**GOAL**
Pick out every line of the entries below where "Search" occurs, and copy those lines.
** START TASK INPUTS **
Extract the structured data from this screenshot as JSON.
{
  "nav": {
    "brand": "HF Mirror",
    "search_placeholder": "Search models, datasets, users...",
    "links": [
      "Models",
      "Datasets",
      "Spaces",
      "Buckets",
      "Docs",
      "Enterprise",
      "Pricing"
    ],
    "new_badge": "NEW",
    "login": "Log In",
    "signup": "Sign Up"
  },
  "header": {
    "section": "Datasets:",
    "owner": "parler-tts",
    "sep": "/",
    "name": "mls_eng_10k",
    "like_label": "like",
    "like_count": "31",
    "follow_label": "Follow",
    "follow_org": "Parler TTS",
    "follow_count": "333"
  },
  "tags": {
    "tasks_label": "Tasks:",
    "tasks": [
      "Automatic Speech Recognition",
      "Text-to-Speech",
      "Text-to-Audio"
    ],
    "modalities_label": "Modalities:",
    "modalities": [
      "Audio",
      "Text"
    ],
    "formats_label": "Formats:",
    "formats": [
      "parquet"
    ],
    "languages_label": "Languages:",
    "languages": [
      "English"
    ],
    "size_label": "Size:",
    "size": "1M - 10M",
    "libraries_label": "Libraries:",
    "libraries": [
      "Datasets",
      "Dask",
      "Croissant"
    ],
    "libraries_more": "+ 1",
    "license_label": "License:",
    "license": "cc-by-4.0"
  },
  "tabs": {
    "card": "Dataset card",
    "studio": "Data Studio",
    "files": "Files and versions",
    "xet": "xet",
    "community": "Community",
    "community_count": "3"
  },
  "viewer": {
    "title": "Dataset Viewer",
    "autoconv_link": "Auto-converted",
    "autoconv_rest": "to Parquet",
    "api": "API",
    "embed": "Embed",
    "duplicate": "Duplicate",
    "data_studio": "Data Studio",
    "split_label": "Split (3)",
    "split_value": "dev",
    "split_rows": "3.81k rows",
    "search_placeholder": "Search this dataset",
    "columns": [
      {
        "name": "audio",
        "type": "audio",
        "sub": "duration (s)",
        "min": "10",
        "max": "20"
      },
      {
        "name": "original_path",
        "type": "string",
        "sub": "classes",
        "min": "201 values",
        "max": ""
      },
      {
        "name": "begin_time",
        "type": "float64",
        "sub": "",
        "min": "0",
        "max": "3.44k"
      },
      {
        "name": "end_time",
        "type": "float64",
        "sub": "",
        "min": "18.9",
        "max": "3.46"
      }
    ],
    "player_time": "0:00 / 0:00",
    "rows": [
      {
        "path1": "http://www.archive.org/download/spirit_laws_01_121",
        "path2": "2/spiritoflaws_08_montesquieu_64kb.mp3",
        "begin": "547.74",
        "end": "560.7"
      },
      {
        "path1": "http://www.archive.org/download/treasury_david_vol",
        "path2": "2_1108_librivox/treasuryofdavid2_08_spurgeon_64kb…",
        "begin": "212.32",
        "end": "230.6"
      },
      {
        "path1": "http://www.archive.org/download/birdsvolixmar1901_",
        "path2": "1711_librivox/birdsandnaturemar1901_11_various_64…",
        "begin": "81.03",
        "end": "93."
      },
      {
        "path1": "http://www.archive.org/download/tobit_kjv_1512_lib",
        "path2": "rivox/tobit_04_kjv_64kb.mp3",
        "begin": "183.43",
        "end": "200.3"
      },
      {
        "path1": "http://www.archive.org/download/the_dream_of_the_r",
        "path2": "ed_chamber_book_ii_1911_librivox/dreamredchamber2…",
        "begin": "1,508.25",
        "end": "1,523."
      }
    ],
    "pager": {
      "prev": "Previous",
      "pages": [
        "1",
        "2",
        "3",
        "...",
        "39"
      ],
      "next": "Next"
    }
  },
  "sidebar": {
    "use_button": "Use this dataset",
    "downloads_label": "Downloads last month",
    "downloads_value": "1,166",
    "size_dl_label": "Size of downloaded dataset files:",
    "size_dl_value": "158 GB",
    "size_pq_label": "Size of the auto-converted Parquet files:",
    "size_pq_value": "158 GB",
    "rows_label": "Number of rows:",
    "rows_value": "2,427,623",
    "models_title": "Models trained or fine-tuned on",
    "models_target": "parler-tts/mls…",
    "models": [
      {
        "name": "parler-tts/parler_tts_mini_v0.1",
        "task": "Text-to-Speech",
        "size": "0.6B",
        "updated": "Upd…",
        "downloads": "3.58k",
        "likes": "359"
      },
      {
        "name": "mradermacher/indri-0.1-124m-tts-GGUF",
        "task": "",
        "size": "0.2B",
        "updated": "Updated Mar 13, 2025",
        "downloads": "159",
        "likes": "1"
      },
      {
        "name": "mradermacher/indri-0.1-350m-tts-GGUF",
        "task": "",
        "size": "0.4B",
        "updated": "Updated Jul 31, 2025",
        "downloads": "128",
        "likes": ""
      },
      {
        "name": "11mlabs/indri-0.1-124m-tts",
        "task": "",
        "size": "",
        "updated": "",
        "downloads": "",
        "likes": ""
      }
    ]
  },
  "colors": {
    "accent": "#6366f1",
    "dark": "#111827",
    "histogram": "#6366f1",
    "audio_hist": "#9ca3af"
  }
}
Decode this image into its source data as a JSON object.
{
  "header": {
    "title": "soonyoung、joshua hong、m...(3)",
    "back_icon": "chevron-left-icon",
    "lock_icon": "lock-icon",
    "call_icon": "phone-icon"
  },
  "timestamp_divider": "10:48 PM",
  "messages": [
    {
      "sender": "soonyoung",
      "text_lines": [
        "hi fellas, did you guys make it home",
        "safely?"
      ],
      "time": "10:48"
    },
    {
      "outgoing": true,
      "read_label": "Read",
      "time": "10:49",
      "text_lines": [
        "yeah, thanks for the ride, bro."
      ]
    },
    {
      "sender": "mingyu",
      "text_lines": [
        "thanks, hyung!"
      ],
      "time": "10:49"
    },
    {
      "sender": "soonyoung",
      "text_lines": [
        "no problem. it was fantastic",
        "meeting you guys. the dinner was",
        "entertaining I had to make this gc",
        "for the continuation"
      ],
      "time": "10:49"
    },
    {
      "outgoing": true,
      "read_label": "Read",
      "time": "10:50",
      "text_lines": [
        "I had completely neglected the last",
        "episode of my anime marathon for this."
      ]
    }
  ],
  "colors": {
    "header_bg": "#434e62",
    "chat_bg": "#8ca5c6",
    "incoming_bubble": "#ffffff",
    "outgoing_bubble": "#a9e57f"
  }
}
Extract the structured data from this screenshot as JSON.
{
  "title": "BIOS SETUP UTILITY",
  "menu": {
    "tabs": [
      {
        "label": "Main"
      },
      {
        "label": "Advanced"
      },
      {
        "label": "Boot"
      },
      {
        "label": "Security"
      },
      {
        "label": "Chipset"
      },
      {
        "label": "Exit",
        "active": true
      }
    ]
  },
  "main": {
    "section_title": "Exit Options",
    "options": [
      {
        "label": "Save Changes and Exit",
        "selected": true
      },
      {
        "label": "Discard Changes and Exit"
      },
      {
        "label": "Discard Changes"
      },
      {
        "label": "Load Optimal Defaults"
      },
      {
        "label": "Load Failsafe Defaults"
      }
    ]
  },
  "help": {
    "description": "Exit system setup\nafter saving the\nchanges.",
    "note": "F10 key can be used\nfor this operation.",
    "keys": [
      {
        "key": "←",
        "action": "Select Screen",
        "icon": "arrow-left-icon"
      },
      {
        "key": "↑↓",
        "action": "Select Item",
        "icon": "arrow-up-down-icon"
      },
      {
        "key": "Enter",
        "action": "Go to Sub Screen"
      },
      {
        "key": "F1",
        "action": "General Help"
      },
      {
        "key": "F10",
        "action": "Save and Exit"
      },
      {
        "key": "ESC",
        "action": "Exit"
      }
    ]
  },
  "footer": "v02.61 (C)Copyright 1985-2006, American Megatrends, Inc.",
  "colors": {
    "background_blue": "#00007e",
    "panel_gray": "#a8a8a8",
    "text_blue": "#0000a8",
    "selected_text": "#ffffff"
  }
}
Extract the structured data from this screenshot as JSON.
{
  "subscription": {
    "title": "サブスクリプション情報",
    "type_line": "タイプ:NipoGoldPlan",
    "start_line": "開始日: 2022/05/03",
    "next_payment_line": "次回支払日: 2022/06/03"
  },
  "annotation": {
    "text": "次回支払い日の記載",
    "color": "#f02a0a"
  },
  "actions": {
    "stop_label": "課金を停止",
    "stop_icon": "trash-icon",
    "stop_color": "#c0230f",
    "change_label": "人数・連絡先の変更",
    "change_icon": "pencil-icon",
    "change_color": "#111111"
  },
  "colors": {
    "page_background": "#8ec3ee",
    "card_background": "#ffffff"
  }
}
** END TASK INPUTS **
**RESULT OF THIS TASK**
    "search_placeholder": "Search models, datasets, users...",
    "search_placeholder": "Search this dataset",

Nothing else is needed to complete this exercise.